• **Written exercise**: Search the records for the word "Point" and pick out every line that has it.

• **Raw data**:
+-------+
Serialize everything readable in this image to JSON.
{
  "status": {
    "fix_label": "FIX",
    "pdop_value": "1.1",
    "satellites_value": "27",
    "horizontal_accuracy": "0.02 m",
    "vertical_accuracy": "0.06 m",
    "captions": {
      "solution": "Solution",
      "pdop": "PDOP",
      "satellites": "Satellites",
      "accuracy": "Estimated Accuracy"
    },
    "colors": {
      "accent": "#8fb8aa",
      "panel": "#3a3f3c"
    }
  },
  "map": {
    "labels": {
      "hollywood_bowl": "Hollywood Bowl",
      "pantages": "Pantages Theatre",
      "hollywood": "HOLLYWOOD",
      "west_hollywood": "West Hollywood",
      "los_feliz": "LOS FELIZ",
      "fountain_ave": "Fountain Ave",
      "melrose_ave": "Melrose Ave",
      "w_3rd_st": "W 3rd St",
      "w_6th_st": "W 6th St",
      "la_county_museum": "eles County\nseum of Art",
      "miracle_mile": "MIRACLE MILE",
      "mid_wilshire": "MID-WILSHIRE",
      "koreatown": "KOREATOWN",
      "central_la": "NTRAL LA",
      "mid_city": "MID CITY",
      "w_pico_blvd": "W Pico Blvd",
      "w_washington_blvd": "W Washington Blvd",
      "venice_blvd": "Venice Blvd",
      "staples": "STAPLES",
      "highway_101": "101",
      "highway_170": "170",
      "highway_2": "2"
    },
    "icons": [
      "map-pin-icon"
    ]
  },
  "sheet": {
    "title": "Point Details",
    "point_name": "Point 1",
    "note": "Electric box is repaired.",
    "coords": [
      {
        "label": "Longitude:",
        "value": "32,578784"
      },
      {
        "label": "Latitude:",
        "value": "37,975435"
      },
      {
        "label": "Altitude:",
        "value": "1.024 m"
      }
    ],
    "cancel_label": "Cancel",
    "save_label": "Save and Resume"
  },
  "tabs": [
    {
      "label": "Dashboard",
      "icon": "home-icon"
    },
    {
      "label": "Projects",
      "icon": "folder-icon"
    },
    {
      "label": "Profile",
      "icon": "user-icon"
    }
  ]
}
+-------+
• **The reply**:
    "title": "Point Details",
    "point_name": "Point 1",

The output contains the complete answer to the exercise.